Extracted records
* Start *
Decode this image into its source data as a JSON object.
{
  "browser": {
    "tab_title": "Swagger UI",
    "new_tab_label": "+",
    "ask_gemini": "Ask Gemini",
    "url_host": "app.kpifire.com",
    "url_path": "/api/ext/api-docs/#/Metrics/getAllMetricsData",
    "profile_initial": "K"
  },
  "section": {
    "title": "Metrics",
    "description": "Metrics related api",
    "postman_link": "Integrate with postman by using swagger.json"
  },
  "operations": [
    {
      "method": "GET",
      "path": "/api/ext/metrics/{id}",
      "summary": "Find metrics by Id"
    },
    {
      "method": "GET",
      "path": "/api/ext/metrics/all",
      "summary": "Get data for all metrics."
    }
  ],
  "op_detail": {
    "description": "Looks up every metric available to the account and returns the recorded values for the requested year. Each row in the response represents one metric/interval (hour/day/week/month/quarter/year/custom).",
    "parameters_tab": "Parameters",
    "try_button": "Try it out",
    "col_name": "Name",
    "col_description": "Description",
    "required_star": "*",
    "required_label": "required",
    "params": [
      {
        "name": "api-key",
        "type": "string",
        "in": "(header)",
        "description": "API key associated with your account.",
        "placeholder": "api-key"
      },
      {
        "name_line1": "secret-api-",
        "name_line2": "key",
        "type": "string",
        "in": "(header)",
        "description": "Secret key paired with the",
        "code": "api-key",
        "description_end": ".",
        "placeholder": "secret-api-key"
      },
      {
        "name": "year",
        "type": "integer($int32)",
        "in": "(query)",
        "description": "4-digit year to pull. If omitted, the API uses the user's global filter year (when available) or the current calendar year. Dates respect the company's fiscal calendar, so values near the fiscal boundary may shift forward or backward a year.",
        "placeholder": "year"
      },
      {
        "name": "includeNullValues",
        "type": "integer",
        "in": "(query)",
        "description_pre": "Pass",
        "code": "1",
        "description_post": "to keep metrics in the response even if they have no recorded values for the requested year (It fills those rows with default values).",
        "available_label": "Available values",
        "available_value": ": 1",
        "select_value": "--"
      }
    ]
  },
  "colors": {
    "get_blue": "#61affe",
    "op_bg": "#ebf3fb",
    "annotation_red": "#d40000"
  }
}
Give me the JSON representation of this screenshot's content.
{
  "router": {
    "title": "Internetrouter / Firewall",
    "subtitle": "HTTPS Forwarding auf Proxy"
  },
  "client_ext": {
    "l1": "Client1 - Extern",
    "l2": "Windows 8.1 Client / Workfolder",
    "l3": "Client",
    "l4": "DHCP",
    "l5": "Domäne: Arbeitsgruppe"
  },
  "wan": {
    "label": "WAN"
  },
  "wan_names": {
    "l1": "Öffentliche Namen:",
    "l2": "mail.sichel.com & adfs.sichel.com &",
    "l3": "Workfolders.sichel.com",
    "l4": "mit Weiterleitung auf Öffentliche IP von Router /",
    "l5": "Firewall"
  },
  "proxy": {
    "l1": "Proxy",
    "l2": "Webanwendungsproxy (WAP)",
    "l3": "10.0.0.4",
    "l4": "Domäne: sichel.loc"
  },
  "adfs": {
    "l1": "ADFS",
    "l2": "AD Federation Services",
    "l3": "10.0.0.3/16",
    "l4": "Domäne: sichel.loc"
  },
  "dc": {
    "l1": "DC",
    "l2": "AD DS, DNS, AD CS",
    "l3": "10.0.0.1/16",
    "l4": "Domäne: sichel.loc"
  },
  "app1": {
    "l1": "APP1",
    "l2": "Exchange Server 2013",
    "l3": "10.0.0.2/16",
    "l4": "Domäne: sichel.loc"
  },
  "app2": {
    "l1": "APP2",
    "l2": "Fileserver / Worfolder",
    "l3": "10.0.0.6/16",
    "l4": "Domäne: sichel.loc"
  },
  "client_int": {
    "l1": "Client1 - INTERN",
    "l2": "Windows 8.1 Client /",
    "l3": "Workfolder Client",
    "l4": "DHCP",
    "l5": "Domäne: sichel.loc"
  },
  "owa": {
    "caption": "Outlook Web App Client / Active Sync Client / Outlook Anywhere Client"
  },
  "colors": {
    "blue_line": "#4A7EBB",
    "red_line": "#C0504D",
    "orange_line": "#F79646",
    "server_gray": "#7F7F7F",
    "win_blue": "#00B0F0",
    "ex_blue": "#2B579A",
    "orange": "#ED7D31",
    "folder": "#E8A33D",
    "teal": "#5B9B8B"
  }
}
* End *
* Start *
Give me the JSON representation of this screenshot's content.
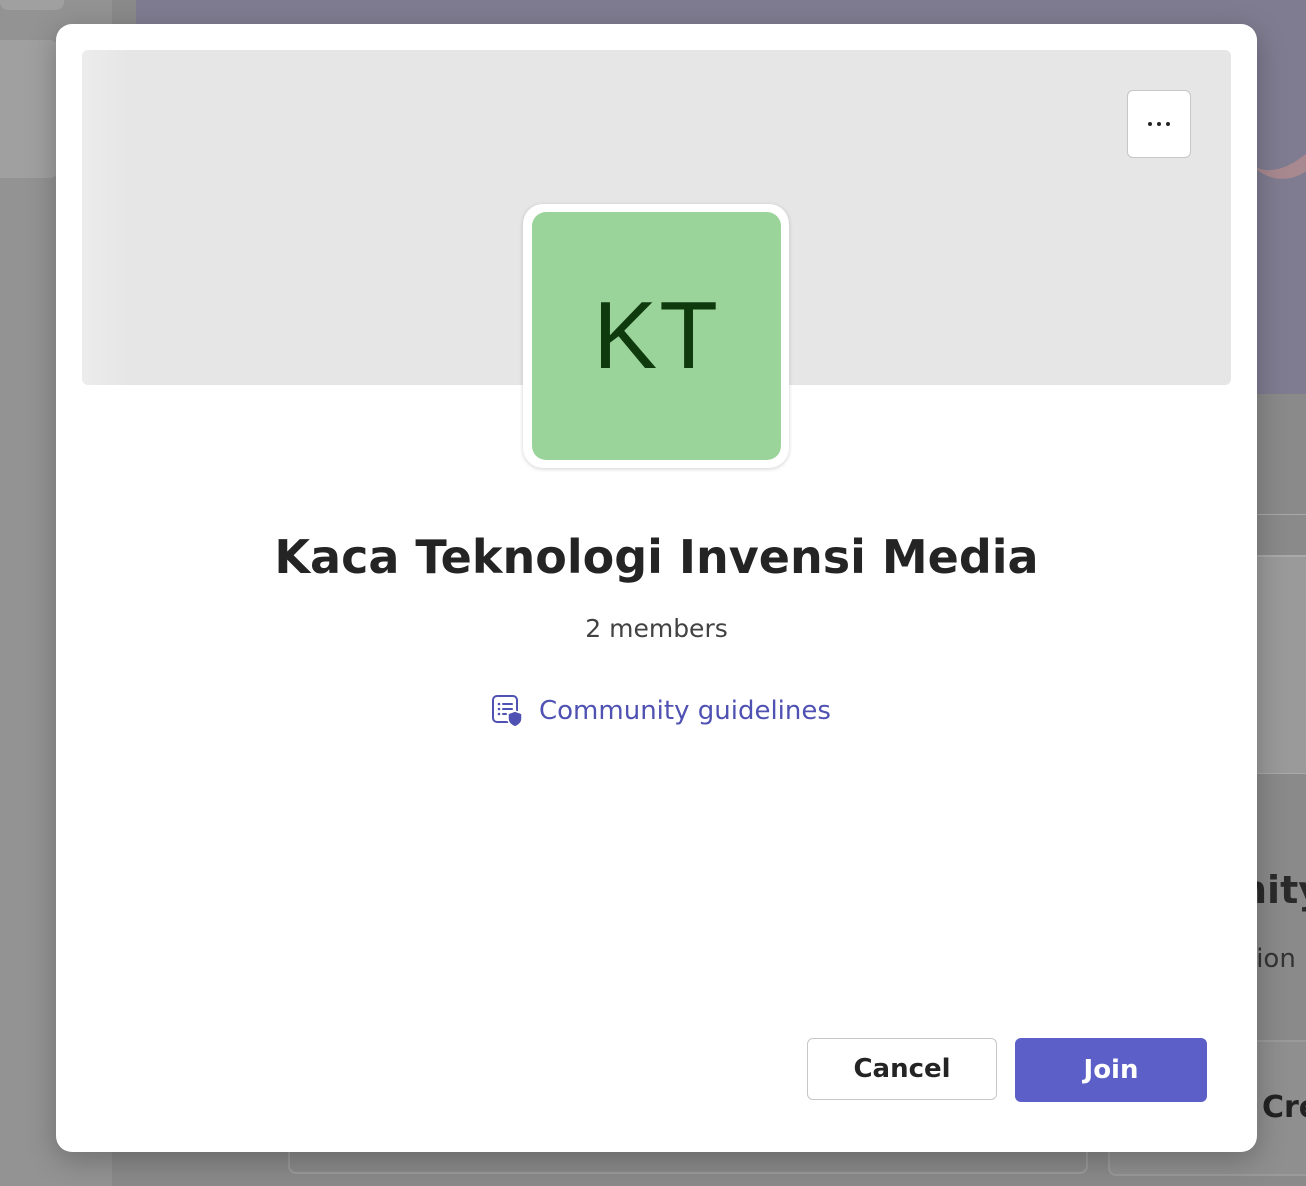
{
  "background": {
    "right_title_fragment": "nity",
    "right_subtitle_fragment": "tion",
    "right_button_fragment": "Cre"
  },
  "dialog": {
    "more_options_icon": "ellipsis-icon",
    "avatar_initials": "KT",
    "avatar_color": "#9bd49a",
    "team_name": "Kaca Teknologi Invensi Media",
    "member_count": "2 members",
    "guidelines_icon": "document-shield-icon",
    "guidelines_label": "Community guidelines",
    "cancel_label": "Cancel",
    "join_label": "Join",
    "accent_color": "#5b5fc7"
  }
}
* End *
### What the task requires
Search the data above for the word "type", then gather each line in which it appears.

### Task output
        "type": "string",
        "type": "string",
        "type": "integer($int32)",
        "type": "integer",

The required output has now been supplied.